(Figure record extracts)
┄┄┄┄┄┄┄┄┄┄┄┄┄┄┄┄┄┄┄┄

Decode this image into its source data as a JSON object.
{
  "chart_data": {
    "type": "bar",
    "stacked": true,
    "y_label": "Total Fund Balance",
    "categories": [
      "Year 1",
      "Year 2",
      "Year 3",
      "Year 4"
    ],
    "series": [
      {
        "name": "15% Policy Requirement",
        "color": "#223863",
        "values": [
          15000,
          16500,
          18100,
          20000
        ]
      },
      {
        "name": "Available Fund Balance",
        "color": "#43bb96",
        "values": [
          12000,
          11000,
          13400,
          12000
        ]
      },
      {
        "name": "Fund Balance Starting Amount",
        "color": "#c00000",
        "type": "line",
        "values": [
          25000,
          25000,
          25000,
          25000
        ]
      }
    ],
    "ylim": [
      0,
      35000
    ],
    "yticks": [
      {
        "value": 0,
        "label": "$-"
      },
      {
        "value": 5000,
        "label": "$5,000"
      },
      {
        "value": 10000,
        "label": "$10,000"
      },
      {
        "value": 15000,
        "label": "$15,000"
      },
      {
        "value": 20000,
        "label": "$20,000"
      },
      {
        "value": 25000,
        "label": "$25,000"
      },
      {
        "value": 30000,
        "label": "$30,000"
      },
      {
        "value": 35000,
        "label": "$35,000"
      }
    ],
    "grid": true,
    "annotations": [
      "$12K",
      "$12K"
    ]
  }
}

┄┄┄┄┄┄┄┄┄┄┄┄┄┄┄┄┄┄┄┄

DIRECTIONS – Every entry should be printed again exactly as written.

TASK SOLUTION –
Decode this image into its source data as a JSON object.
{
  "chart_data": {
    "type": "bar",
    "stacked": true,
    "y_label": "Total Fund Balance",
    "categories": [
      "Year 1",
      "Year 2",
      "Year 3",
      "Year 4"
    ],
    "series": [
      {
        "name": "15% Policy Requirement",
        "color": "#223863",
        "values": [
          15000,
          16500,
          18100,
          20000
        ]
      },
      {
        "name": "Available Fund Balance",
        "color": "#43bb96",
        "values": [
          12000,
          11000,
          13400,
          12000
        ]
      },
      {
        "name": "Fund Balance Starting Amount",
        "color": "#c00000",
        "type": "line",
        "values": [
          25000,
          25000,
          25000,
          25000
        ]
      }
    ],
    "ylim": [
      0,
      35000
    ],
    "yticks": [
      {
        "value": 0,
        "label": "$-"
      },
      {
        "value": 5000,
        "label": "$5,000"
      },
      {
        "value": 10000,
        "label": "$10,000"
      },
      {
        "value": 15000,
        "label": "$15,000"
      },
      {
        "value": 20000,
        "label": "$20,000"
      },
      {
        "value": 25000,
        "label": "$25,000"
      },
      {
        "value": 30000,
        "label": "$30,000"
      },
      {
        "value": 35000,
        "label": "$35,000"
      }
    ],
    "grid": true,
    "annotations": [
      "$12K",
      "$12K"
    ]
  }
}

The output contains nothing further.